### Required work
Keep only the lines where "source" appears.

□ □ □ □ □ □ □

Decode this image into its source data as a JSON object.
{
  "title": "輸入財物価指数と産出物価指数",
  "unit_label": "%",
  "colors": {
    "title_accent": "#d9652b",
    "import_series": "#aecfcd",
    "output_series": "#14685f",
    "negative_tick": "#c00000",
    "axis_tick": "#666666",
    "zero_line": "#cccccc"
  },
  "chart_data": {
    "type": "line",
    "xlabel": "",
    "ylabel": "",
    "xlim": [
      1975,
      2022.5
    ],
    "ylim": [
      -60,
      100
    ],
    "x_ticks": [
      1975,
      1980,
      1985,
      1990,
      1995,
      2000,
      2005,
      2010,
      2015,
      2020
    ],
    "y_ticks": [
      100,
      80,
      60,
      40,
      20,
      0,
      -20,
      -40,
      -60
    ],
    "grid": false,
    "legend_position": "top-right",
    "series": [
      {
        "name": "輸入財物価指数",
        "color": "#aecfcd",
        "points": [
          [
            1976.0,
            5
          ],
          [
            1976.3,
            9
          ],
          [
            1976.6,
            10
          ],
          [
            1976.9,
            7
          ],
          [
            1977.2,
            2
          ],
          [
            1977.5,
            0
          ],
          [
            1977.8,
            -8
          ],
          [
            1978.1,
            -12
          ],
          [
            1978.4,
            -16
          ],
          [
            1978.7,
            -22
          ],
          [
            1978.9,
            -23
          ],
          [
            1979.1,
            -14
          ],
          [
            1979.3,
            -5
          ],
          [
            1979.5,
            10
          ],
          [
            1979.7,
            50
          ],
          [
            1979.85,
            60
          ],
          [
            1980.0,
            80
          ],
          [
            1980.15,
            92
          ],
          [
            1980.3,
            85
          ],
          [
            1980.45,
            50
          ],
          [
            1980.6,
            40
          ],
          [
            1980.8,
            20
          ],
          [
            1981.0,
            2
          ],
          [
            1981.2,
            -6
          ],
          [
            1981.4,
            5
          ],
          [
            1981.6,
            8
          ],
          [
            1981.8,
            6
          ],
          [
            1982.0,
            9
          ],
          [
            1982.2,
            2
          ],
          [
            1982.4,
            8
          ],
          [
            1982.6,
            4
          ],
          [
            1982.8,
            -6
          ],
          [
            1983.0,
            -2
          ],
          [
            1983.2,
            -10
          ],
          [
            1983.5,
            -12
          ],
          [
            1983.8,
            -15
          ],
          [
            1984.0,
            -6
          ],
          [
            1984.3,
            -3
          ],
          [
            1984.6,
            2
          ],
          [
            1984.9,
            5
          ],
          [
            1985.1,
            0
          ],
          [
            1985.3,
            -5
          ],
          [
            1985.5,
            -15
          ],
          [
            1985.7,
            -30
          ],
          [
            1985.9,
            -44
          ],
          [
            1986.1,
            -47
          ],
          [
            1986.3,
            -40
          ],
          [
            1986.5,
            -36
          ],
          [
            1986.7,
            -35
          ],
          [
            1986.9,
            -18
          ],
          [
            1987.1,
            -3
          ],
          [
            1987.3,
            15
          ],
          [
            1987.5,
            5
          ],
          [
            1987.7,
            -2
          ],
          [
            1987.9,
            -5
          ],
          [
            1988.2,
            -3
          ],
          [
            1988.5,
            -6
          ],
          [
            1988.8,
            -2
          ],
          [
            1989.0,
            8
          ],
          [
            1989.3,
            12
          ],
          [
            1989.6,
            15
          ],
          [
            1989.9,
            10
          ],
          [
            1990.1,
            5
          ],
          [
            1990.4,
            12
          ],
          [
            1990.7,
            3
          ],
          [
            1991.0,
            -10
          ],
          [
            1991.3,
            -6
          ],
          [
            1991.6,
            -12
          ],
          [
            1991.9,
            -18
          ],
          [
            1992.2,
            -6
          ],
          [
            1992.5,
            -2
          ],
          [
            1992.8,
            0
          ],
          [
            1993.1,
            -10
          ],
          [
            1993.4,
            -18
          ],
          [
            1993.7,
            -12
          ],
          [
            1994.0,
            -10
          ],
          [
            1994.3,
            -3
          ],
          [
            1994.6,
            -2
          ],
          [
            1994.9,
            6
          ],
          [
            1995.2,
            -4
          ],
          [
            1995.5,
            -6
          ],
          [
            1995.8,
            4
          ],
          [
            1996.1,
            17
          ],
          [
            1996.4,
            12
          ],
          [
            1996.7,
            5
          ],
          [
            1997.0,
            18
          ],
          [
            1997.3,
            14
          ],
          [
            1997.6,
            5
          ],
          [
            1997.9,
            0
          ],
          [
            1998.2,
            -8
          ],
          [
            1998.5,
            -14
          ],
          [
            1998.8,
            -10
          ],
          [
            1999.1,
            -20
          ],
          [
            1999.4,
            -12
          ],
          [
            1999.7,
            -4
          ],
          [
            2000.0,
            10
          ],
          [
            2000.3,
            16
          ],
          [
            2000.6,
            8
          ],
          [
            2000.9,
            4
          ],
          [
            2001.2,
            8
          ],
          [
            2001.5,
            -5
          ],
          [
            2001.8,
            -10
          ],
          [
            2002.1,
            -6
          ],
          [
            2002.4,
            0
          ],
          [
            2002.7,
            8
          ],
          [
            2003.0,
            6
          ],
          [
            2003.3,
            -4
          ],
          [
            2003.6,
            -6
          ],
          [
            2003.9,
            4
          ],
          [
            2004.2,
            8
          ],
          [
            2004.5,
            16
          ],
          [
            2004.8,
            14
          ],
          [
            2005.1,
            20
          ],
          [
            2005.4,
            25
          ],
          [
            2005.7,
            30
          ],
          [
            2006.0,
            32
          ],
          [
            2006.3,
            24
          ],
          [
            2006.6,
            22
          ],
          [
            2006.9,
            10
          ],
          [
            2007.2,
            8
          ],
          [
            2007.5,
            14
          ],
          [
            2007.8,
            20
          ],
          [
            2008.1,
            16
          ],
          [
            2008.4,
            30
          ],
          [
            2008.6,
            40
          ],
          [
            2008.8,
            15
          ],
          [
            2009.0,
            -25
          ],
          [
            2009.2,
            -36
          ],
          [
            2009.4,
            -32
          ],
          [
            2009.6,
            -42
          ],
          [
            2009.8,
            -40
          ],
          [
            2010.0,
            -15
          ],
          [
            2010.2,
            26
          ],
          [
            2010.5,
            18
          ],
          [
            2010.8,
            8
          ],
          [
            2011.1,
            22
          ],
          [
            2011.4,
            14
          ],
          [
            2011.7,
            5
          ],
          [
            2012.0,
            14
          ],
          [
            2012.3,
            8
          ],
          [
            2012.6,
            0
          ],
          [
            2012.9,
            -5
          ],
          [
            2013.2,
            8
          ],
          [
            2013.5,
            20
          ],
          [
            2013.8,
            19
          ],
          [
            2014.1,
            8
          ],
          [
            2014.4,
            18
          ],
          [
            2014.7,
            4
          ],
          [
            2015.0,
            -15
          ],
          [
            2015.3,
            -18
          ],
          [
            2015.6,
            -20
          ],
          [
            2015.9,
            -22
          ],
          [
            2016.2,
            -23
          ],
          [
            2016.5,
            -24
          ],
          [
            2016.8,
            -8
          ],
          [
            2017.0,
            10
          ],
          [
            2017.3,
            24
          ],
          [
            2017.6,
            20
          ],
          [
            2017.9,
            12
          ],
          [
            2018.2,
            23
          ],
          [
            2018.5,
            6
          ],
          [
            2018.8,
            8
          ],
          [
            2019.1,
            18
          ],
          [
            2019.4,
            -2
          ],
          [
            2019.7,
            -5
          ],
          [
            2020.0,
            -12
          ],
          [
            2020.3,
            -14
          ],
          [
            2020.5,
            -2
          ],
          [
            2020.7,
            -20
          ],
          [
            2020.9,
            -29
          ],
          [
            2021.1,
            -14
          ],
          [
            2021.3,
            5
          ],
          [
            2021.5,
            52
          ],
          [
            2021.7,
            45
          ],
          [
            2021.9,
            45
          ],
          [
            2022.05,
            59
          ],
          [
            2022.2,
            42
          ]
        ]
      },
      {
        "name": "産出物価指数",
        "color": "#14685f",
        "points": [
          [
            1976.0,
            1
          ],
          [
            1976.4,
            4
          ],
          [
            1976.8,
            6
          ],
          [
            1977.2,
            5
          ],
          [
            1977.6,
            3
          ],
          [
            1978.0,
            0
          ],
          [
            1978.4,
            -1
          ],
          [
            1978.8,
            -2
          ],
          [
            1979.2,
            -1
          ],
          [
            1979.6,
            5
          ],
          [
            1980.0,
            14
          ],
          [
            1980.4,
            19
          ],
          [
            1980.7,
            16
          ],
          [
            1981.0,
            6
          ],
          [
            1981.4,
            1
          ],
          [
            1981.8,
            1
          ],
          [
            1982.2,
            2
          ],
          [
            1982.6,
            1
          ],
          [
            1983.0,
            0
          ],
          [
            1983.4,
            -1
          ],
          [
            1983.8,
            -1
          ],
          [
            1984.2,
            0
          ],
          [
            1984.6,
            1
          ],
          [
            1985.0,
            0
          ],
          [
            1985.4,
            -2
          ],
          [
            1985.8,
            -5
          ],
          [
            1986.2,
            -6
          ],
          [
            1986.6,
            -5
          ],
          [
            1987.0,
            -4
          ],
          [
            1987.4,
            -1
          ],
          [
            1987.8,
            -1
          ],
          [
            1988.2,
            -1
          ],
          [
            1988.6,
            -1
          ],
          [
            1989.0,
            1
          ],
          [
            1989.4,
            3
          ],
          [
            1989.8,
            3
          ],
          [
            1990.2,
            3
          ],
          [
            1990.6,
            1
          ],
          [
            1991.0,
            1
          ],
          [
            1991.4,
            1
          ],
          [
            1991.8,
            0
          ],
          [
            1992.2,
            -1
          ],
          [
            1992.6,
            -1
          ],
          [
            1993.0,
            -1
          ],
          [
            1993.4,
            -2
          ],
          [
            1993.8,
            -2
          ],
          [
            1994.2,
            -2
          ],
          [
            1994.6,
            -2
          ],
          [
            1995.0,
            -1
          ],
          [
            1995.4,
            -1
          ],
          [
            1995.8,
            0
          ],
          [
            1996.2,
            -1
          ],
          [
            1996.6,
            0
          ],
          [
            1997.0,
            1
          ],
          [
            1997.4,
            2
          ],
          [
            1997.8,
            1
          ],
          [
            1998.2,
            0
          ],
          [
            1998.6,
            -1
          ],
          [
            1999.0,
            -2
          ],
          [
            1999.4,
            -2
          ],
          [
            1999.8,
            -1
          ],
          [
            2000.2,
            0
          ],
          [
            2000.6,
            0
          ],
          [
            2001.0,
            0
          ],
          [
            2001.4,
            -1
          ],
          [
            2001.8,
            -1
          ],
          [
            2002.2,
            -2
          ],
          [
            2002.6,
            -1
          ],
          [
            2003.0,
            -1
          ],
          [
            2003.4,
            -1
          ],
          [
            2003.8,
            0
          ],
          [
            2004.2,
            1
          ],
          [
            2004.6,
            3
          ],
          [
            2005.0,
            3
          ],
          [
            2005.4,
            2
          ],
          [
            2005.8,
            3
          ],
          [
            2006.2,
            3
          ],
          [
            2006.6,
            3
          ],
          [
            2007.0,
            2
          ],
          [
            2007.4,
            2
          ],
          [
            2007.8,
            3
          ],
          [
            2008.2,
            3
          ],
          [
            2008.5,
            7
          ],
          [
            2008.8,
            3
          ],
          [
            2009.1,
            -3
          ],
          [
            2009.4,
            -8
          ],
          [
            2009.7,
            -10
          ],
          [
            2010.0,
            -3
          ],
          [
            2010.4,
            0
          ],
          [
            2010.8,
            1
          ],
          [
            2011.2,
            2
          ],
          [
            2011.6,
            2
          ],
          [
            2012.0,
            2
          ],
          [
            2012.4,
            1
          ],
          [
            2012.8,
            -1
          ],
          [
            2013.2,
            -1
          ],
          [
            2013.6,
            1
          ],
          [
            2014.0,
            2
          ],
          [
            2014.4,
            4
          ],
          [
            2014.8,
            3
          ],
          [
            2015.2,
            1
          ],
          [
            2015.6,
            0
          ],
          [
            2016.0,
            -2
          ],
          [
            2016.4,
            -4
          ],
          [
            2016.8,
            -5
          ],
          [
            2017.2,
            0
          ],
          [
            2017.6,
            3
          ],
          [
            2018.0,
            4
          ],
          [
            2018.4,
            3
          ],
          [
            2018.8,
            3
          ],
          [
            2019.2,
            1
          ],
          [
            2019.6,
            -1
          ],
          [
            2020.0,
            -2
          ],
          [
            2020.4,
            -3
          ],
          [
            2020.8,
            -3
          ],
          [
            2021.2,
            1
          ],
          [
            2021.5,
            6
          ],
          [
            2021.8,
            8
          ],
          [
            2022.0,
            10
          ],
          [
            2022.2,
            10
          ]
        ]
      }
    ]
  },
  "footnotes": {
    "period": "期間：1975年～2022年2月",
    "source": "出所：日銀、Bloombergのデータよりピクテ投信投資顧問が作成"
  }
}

□ □ □ □ □ □ □

### Output for this task
Decode this image into its source data as a JSON object.
    "source": "出所：日銀、Bloombergのデータよりピクテ投信投資顧問が作成"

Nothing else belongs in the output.